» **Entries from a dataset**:
....................
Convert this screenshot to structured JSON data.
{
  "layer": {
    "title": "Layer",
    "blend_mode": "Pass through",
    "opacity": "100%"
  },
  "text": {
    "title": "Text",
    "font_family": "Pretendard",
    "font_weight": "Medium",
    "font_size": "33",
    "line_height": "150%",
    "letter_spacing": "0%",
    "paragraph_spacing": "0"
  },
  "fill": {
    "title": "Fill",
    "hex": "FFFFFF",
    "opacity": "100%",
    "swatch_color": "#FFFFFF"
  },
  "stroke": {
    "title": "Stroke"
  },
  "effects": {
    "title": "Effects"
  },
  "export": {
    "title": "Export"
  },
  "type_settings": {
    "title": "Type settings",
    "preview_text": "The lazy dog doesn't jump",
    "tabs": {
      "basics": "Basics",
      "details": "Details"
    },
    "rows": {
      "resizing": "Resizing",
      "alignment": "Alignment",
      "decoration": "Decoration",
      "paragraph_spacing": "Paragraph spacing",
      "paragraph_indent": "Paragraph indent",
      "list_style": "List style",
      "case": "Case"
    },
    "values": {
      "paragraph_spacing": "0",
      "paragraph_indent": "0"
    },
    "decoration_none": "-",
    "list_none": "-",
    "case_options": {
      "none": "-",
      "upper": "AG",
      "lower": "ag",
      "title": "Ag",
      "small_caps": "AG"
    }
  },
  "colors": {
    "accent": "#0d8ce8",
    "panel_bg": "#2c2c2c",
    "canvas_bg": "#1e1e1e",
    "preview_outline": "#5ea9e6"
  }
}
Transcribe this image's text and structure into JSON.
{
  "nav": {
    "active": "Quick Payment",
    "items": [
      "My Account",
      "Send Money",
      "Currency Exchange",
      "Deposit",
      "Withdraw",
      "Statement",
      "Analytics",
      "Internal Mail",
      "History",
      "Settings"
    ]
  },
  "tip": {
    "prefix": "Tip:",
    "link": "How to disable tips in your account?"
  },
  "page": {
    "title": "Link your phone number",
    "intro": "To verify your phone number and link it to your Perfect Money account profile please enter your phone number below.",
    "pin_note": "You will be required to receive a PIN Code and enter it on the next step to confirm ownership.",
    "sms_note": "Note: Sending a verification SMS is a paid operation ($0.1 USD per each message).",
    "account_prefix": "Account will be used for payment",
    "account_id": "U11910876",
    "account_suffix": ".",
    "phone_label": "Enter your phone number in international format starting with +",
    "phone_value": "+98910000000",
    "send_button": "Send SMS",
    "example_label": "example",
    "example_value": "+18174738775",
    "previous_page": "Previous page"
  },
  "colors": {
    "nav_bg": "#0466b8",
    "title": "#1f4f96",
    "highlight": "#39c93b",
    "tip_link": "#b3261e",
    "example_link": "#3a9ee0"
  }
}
....................
» **Problem to solve**: Restate every line of the data word for word.

» **Answer to this problem**:
Convert this screenshot to structured JSON data.
{
  "layer": {
    "title": "Layer",
    "blend_mode": "Pass through",
    "opacity": "100%"
  },
  "text": {
    "title": "Text",
    "font_family": "Pretendard",
    "font_weight": "Medium",
    "font_size": "33",
    "line_height": "150%",
    "letter_spacing": "0%",
    "paragraph_spacing": "0"
  },
  "fill": {
    "title": "Fill",
    "hex": "FFFFFF",
    "opacity": "100%",
    "swatch_color": "#FFFFFF"
  },
  "stroke": {
    "title": "Stroke"
  },
  "effects": {
    "title": "Effects"
  },
  "export": {
    "title": "Export"
  },
  "type_settings": {
    "title": "Type settings",
    "preview_text": "The lazy dog doesn't jump",
    "tabs": {
      "basics": "Basics",
      "details": "Details"
    },
    "rows": {
      "resizing": "Resizing",
      "alignment": "Alignment",
      "decoration": "Decoration",
      "paragraph_spacing": "Paragraph spacing",
      "paragraph_indent": "Paragraph indent",
      "list_style": "List style",
      "case": "Case"
    },
    "values": {
      "paragraph_spacing": "0",
      "paragraph_indent": "0"
    },
    "decoration_none": "-",
    "list_none": "-",
    "case_options": {
      "none": "-",
      "upper": "AG",
      "lower": "ag",
      "title": "Ag",
      "small_caps": "AG"
    }
  },
  "colors": {
    "accent": "#0d8ce8",
    "panel_bg": "#2c2c2c",
    "canvas_bg": "#1e1e1e",
    "preview_outline": "#5ea9e6"
  }
}
Transcribe this image's text and structure into JSON.
{
  "nav": {
    "active": "Quick Payment",
    "items": [
      "My Account",
      "Send Money",
      "Currency Exchange",
      "Deposit",
      "Withdraw",
      "Statement",
      "Analytics",
      "Internal Mail",
      "History",
      "Settings"
    ]
  },
  "tip": {
    "prefix": "Tip:",
    "link": "How to disable tips in your account?"
  },
  "page": {
    "title": "Link your phone number",
    "intro": "To verify your phone number and link it to your Perfect Money account profile please enter your phone number below.",
    "pin_note": "You will be required to receive a PIN Code and enter it on the next step to confirm ownership.",
    "sms_note": "Note: Sending a verification SMS is a paid operation ($0.1 USD per each message).",
    "account_prefix": "Account will be used for payment",
    "account_id": "U11910876",
    "account_suffix": ".",
    "phone_label": "Enter your phone number in international format starting with +",
    "phone_value": "+98910000000",
    "send_button": "Send SMS",
    "example_label": "example",
    "example_value": "+18174738775",
    "previous_page": "Previous page"
  },
  "colors": {
    "nav_bg": "#0466b8",
    "title": "#1f4f96",
    "highlight": "#39c93b",
    "tip_link": "#b3261e",
    "example_link": "#3a9ee0"
  }
}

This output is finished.